- **GIVEN PROBLEM**
All of the records listed below should be retyped exactly.

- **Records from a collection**

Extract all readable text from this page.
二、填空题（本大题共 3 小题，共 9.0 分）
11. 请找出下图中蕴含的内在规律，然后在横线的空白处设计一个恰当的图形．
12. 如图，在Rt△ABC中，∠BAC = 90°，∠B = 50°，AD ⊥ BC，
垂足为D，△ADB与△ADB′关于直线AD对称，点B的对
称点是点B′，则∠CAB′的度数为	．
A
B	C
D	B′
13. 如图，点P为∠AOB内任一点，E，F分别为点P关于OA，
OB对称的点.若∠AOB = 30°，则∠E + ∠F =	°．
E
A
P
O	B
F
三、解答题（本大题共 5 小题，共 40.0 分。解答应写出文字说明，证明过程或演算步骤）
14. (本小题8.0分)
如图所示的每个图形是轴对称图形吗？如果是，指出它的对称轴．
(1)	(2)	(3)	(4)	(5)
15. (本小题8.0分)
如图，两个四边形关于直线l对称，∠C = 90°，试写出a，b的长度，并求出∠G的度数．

- **RESPONSE TO THIS TASK**
Extract all readable text from this page.
二、填空题（本大题共 3 小题，共 9.0 分）
11. 请找出下图中蕴含的内在规律，然后在横线的空白处设计一个恰当的图形．
12. 如图，在Rt△ABC中，∠BAC = 90°，∠B = 50°，AD ⊥ BC，
垂足为D，△ADB与△ADB′关于直线AD对称，点B的对
称点是点B′，则∠CAB′的度数为	．
A
B	C
D	B′
13. 如图，点P为∠AOB内任一点，E，F分别为点P关于OA，
OB对称的点.若∠AOB = 30°，则∠E + ∠F =	°．
E
A
P
O	B
F
三、解答题（本大题共 5 小题，共 40.0 分。解答应写出文字说明，证明过程或演算步骤）
14. (本小题8.0分)
如图所示的每个图形是轴对称图形吗？如果是，指出它的对称轴．
(1)	(2)	(3)	(4)	(5)
15. (本小题8.0分)
如图，两个四边形关于直线l对称，∠C = 90°，试写出a，b的长度，并求出∠G的度数．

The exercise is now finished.